Set task:
All entries below are to be set down again, identical to the source.

● ● ●

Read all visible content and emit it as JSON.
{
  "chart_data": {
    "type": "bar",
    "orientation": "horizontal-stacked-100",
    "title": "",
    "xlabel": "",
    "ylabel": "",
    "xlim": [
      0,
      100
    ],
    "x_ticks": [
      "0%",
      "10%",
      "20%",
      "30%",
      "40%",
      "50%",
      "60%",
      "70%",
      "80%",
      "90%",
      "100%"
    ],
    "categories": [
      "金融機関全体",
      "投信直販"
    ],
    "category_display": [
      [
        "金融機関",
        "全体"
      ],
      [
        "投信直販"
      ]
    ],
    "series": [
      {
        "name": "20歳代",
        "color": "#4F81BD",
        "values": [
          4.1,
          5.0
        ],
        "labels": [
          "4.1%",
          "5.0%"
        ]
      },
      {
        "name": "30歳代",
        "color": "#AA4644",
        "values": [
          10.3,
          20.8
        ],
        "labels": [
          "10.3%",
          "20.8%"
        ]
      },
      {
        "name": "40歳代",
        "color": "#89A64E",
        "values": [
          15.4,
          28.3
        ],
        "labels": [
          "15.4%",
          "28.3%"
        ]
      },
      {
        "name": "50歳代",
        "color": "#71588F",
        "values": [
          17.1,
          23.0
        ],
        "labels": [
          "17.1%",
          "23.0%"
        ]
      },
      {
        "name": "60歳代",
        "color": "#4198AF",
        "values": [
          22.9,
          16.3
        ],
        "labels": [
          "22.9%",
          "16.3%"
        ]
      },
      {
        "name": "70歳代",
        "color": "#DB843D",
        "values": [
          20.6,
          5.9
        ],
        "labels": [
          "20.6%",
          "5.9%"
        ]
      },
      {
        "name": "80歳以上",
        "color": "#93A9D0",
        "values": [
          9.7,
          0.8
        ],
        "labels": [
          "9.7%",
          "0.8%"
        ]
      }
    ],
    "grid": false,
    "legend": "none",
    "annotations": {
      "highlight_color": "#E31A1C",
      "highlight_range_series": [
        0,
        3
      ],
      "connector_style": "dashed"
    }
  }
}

● ● ●

Exercise response:
Read all visible content and emit it as JSON.
{
  "chart_data": {
    "type": "bar",
    "orientation": "horizontal-stacked-100",
    "title": "",
    "xlabel": "",
    "ylabel": "",
    "xlim": [
      0,
      100
    ],
    "x_ticks": [
      "0%",
      "10%",
      "20%",
      "30%",
      "40%",
      "50%",
      "60%",
      "70%",
      "80%",
      "90%",
      "100%"
    ],
    "categories": [
      "金融機関全体",
      "投信直販"
    ],
    "category_display": [
      [
        "金融機関",
        "全体"
      ],
      [
        "投信直販"
      ]
    ],
    "series": [
      {
        "name": "20歳代",
        "color": "#4F81BD",
        "values": [
          4.1,
          5.0
        ],
        "labels": [
          "4.1%",
          "5.0%"
        ]
      },
      {
        "name": "30歳代",
        "color": "#AA4644",
        "values": [
          10.3,
          20.8
        ],
        "labels": [
          "10.3%",
          "20.8%"
        ]
      },
      {
        "name": "40歳代",
        "color": "#89A64E",
        "values": [
          15.4,
          28.3
        ],
        "labels": [
          "15.4%",
          "28.3%"
        ]
      },
      {
        "name": "50歳代",
        "color": "#71588F",
        "values": [
          17.1,
          23.0
        ],
        "labels": [
          "17.1%",
          "23.0%"
        ]
      },
      {
        "name": "60歳代",
        "color": "#4198AF",
        "values": [
          22.9,
          16.3
        ],
        "labels": [
          "22.9%",
          "16.3%"
        ]
      },
      {
        "name": "70歳代",
        "color": "#DB843D",
        "values": [
          20.6,
          5.9
        ],
        "labels": [
          "20.6%",
          "5.9%"
        ]
      },
      {
        "name": "80歳以上",
        "color": "#93A9D0",
        "values": [
          9.7,
          0.8
        ],
        "labels": [
          "9.7%",
          "0.8%"
        ]
      }
    ],
    "grid": false,
    "legend": "none",
    "annotations": {
      "highlight_color": "#E31A1C",
      "highlight_range_series": [
        0,
        3
      ],
      "connector_style": "dashed"
    }
  }
}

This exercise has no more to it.